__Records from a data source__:
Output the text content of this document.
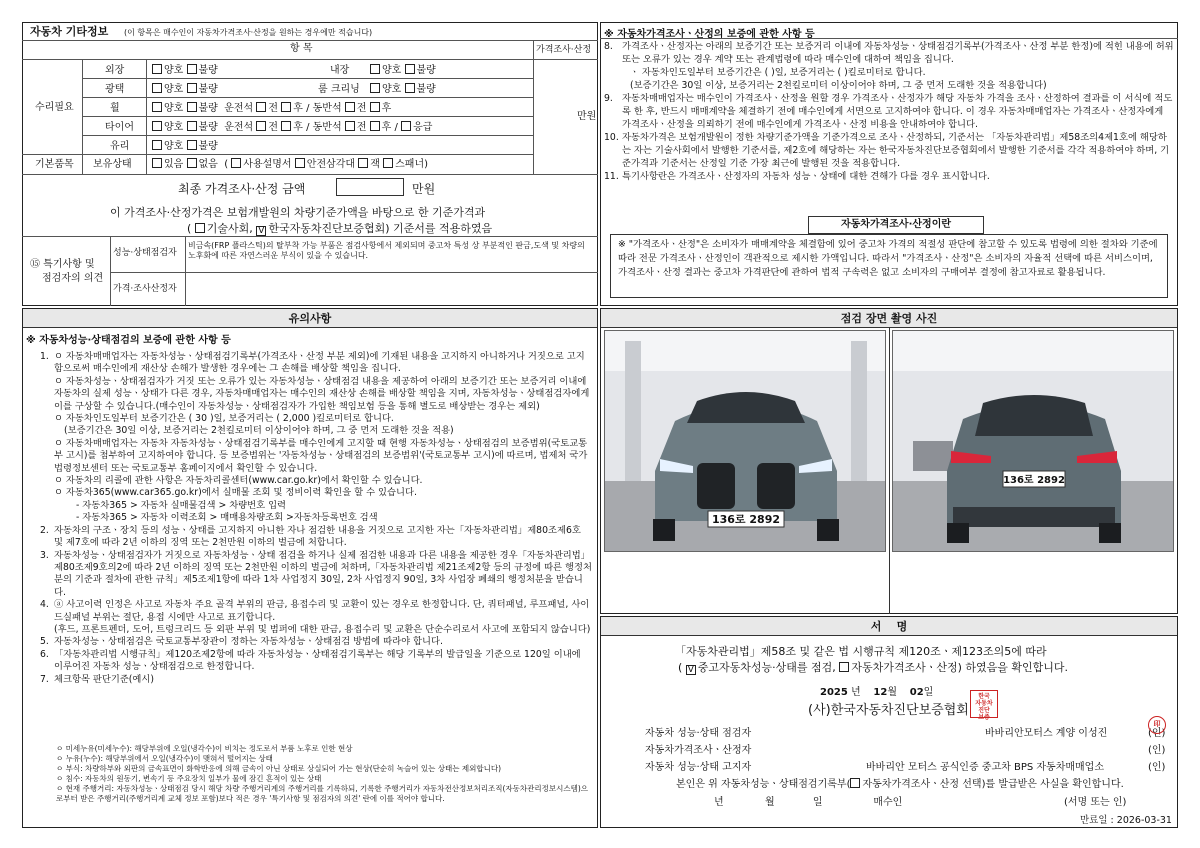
자동차 기타정보 (이 항목은 매수인이 자동차가격조사·산정을 원하는 경우에만 적습니다)
항 목	가격조사·산정
수리필요
만원
외장	양호 불량	내장	양호 불량
광택	양호 불량	룸 크리닝	양호 불량
휠	양호 불량 운전석 전 후 / 동반석 전 후
타이어	양호 불량 운전석 전 후 / 동반석 전 후 / 응급
유리	양호 불량
기본품목 보유상태	있음 없음  ( 사용설명서 안전삼각대 잭 스패너)
최종 가격조사·산정 금액	만원
이 가격조사·산정가격은 보험개발원의 차량기준가액을 바탕으로 한 기준가격과
( 기술사회, V 한국자동차진단보증협회) 기준서를 적용하였음
⑮ 특기사항 및
점검자의 의견
성능·상태점검자
비금속(FRP 플라스틱)의 탈부착 가능 부품은 점검사항에서 제외되며 중고차 특성 상 부분적인 판금,도색 및 차량의 노후화에 따른 자연스러운 부식이 있을 수 있습니다.
가격·조사산정자
※ 자동차가격조사ㆍ산정의 보증에 관한 사항 등
8. 가격조사ㆍ산정자는 아래의 보증기간 또는 보증거리 이내에 자동차성능ㆍ상태점검기록부(가격조사ㆍ산정 부분 한정)에 적힌 내용에 허위 또는 오류가 있는 경우 계약 또는 관계법령에 따라 매수인에 대하여 책임을 집니다.
ㆍ 자동차인도일부터 보증기간은 ( )일, 보증거리는 ( )킬로미터로 합니다.
(보증기간은 30일 이상, 보증거리는 2천킬로미터 이상이어야 하며, 그 중 먼저 도래한 것을 적용합니다)
9. 자동차매매업자는 매수인이 가격조사ㆍ산정을 원할 경우 가격조사ㆍ산정자가 해당 자동차 가격을 조사ㆍ산정하여 결과를 이 서식에 적도록 한 후, 반드시 매매계약을 체결하기 전에 매수인에게 서면으로 고지하여야 합니다. 이 경우 자동차매매업자는 가격조사ㆍ산정자에게 가격조사ㆍ산정을 의뢰하기 전에 매수인에게 가격조사ㆍ산정 비용을 안내하여야 합니다.
10. 자동차가격은 보험개발원이 정한 차량기준가액을 기준가격으로 조사ㆍ산정하되, 기준서는 「자동차관리법」제58조의4제1호에 해당하는 자는 기술사회에서 발행한 기준서를, 제2호에 해당하는 자는 한국자동차진단보증협회에서 발행한 기준서를 각각 적용하여야 하며, 기준가격과 기준서는 산정일 기준 가장 최근에 발행된 것을 적용합니다.
11. 특기사항란은 가격조사ㆍ산정자의 자동차 성능ㆍ상태에 대한 견해가 다를 경우 표시합니다.
자동차가격조사·산정이란
※ "가격조사ㆍ산정"은 소비자가 매매계약을 체결함에 있어 중고차 가격의 적절성 판단에 참고할 수 있도록 법령에 의한 절차와 기준에 따라 전문 가격조사ㆍ산정인이 객관적으로 제시한 가액입니다. 따라서 "가격조사ㆍ산정"은 소비자의 자율적 선택에 따른 서비스이며, 가격조사ㆍ산정 결과는 중고차 가격판단에 관하여 법적 구속력은 없고 소비자의 구매여부 결정에 참고자료로 활용됩니다.
유의사항
※ 자동차성능·상태점검의 보증에 관한 사항 등
1. ㅇ 자동차매매업자는 자동차성능ㆍ상태점검기록부(가격조사ㆍ산정 부분 제외)에 기재된 내용을 고지하지 아니하거나 거짓으로 고지함으로써 매수인에게 재산상 손해가 발생한 경우에는 그 손해를 배상할 책임을 집니다.
ㅇ 자동차성능ㆍ상태점검자가 거짓 또는 오류가 있는 자동차성능ㆍ상태점검 내용을 제공하여 아래의 보증기간 또는 보증거리 이내에 자동차의 실제 성능ㆍ상태가 다른 경우, 자동차매매업자는 매수인의 재산상 손해를 배상할 책임을 지며, 자동차성능ㆍ상태점검자에게 이를 구상할 수 있습니다.(매수인이 자동차성능ㆍ상태점검자가 가입한 책임보험 등을 통해 별도로 배상받는 경우는 제외)
ㅇ 자동차인도일부터 보증기간은 ( 30 )일, 보증거리는 ( 2,000 )킬로미터로 합니다.
(보증기간은 30일 이상, 보증거리는 2천킬로미터 이상이어야 하며, 그 중 먼저 도래한 것을 적용)
ㅇ 자동차매매업자는 자동차 자동차성능ㆍ상태점검기록부를 매수인에게 고지할 때 현행 자동차성능ㆍ상태점검의 보증범위(국토교통부 고시)를 첨부하여 고지하여야 합니다. 등 보증범위는 '자동차성능ㆍ상태점검의 보증범위'(국토교통부 고시)에 따르며, 법제처 국가법령정보센터 또는 국토교통부 홈페이지에서 확인할 수 있습니다.
ㅇ 자동차의 리콜에 관한 사항은 자동차리콜센터(www.car.go.kr)에서 확인할 수 있습니다.
ㅇ 자동차365(www.car365.go.kr)에서 실매물 조회 및 정비이력 확인을 할 수 있습니다.
- 자동차365 > 자동차 실매물검색 > 차량번호 입력
- 자동차365 > 자동차 이력조회 > 매매용차량조회 >자동차등록번호 검색
2. 자동차의 구조ㆍ장치 등의 성능ㆍ상태를 고지하지 아니한 자나 점검한 내용을 거짓으로 고지한 자는「자동차관리법」제80조제6호 및 제7호에 따라 2년 이하의 징역 또는 2천만원 이하의 벌금에 처합니다.
3. 자동차성능ㆍ상태점검자가 거짓으로 자동차성능ㆍ상태 점검을 하거나 실제 점검한 내용과 다른 내용을 제공한 경우「자동차관리법」제80조제9호의2에 따라 2년 이하의 징역 또는 2천만원 이하의 벌금에 처하며,「자동차관리법 제21조제2항 등의 규정에 따른 행정처분의 기준과 절차에 관한 규칙」제5조제1항에 따라 1차 사업정지 30일, 2차 사업정지 90일, 3차 사업장 폐쇄의 행정처분을 받습니다.
4. ⓐ 사고이력 인정은 사고로 자동차 주요 골격 부위의 판금, 용접수리 및 교환이 있는 경우로 한정합니다. 단, 쿼터패널, 루프패널, 사이드실패널 부위는 절단, 용접 시에만 사고로 표기합니다.
(후드, 프론트펜더, 도어, 트렁크리드 등 외판 부위 및 범퍼에 대한 판금, 용접수리 및 교환은 단순수리로서 사고에 포함되지 않습니다)
5. 자동차성능ㆍ상태점검은 국토교통부장관이 정하는 자동차성능ㆍ상태점검 방법에 따라야 합니다.
6. 「자동차관리법 시행규칙」제120조제2항에 따라 자동차성능ㆍ상태점검기록부는 해당 기록부의 발급일을 기준으로 120일 이내에 이루어진 자동차 성능ㆍ상태점검으로 한정합니다.
7. 체크항목 판단기준(예시)
ㅇ 미세누유(미세누수): 해당부위에 오일(냉각수)이 비치는 정도로서 부품 노후로 인한 현상
ㅇ 누유(누수): 해당부위에서 오일(냉각수)이 맺혀서 떨어지는 상태
ㅇ 부식: 차량하부와 외판의 금속표면이 화학반응에 의해 금속이 아닌 상태로 상실되어 가는 현상(단순히 녹슬어 있는 상태는 제외합니다)
ㅇ 침수: 자동차의 원동기, 변속기 등 주요장치 일부가 물에 잠긴 흔적이 있는 상태
ㅇ 현재 주행거리: 자동차성능ㆍ상태점검 당시 해당 차량 주행거리계의 주행거리를 기록하되, 기록한 주행거리가 자동차전산정보처리조직(자동차관리정보시스템)으로부터 받은 주행거리(주행거리계 교체 정보 포함)보다 적은 경우 '특기사항 및 점검자의 의견' 란에 이를 적어야 합니다.
점검 장면 촬영 사진
136로 2892
136로 2892
서    명
「자동차관리법」제58조 및 같은 법 시행규칙 제120조ㆍ제123조의5에 따라
( V 중고자동차성능·상태를 점검, 자동차가격조사ㆍ산정) 하였음을 확인합니다.
2025 년 12월 02일
(사)한국자동차진단보증협회
한국
자동차
진단
보증
자동차 성능·상태 점검자	바바리안모터스 계양 이성진	(인)
印
자동차가격조사ㆍ산정자	(인)
자동차 성능·상태 고지자	바바리안 모터스 공식인증 중고차 BPS 자동차매매업소	(인)
본인은 위 자동차성능ㆍ상태점검기록부( 자동차가격조사ㆍ산정 선택)를 발급받은 사실을 확인합니다.
년	월	일	매수인	(서명 또는 인)
만료일 : 2026-03-31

__What the exercise asks__:
Pick out and copy the lines of the entries that hold the string "킬로미터로".

__Written response__:
ㆍ 자동차인도일부터 보증기간은 ( )일, 보증거리는 ( )킬로미터로 합니다.
ㅇ 자동차인도일부터 보증기간은 ( 30 )일, 보증거리는 ( 2,000 )킬로미터로 합니다.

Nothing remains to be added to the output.